Written problem ->
Leave out the pictures and copy everything else in the entries exactly.

Information provided ->
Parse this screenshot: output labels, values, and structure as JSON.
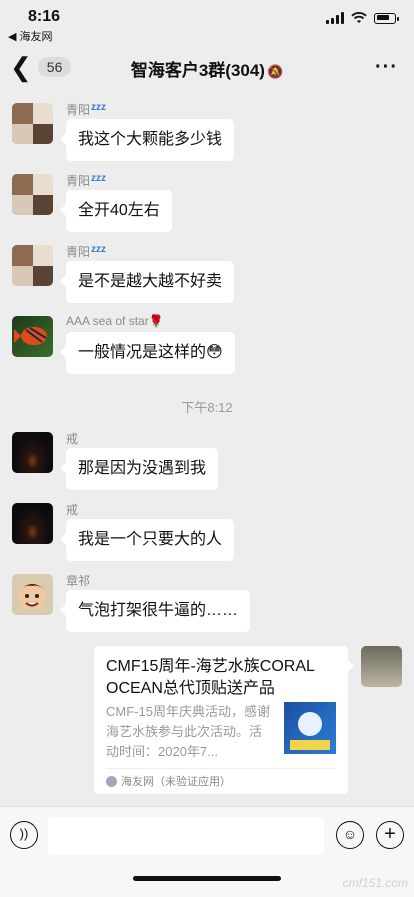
{
  "status": {
    "time": "8:16",
    "back_app": "◀ 海友网"
  },
  "nav": {
    "back_count": "56",
    "title": "智海客户3群(304)"
  },
  "messages": [
    {
      "sender": "青阳",
      "text": "我这个大颗能多少钱",
      "zz": true
    },
    {
      "sender": "青阳",
      "text": "全开40左右",
      "zz": true
    },
    {
      "sender": "青阳",
      "text": "是不是越大越不好卖",
      "zz": true
    },
    {
      "sender": "AAA sea of star🌹",
      "text": "一般情况是这样的😳"
    },
    {
      "sender": "戒",
      "text": "那是因为没遇到我"
    },
    {
      "sender": "戒",
      "text": "我是一个只要大的人"
    },
    {
      "sender": "章祁",
      "text": "气泡打架很牛逼的……"
    }
  ],
  "time_separator": "下午8:12",
  "link_card": {
    "title": "CMF15周年-海艺水族CORAL OCEAN总代顶贴送产品",
    "description": "CMF-15周年庆典活动，感谢海艺水族参与此次活动。活动时间：2020年7...",
    "source": "海友网（未验证应用）"
  },
  "watermark": "cmf151.com"
}
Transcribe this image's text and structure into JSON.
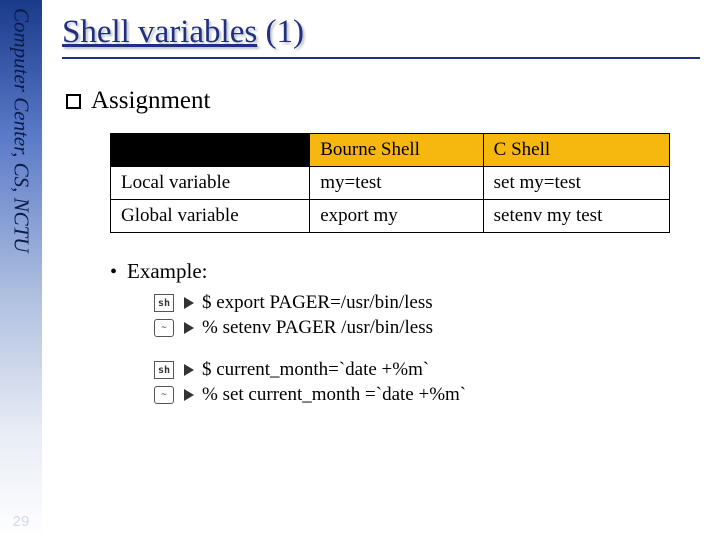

The reply ->
Parse this screenshot: output labels, values, and structure as JSON.
{
  "status": {
    "time": "8:16",
    "back_app": "◀ 海友网"
  },
  "nav": {
    "back_count": "56",
    "title": "智海客户3群(304)"
  },
  "messages": [
    {
      "sender": "青阳",
      "text": "我这个大颗能多少钱",
      "zz": true
    },
    {
      "sender": "青阳",
      "text": "全开40左右",
      "zz": true
    },
    {
      "sender": "青阳",
      "text": "是不是越大越不好卖",
      "zz": true
    },
    {
      "sender": "AAA sea of star🌹",
      "text": "一般情况是这样的😳"
    },
    {
      "sender": "戒",
      "text": "那是因为没遇到我"
    },
    {
      "sender": "戒",
      "text": "我是一个只要大的人"
    },
    {
      "sender": "章祁",
      "text": "气泡打架很牛逼的……"
    }
  ],
  "time_separator": "下午8:12",
  "link_card": {
    "title": "CMF15周年-海艺水族CORAL OCEAN总代顶贴送产品",
    "description": "CMF-15周年庆典活动，感谢海艺水族参与此次活动。活动时间：2020年7...",
    "source": "海友网（未验证应用）"
  },
  "watermark": "cmf151.com"
}
Transcribe this image's text and structure into JSON.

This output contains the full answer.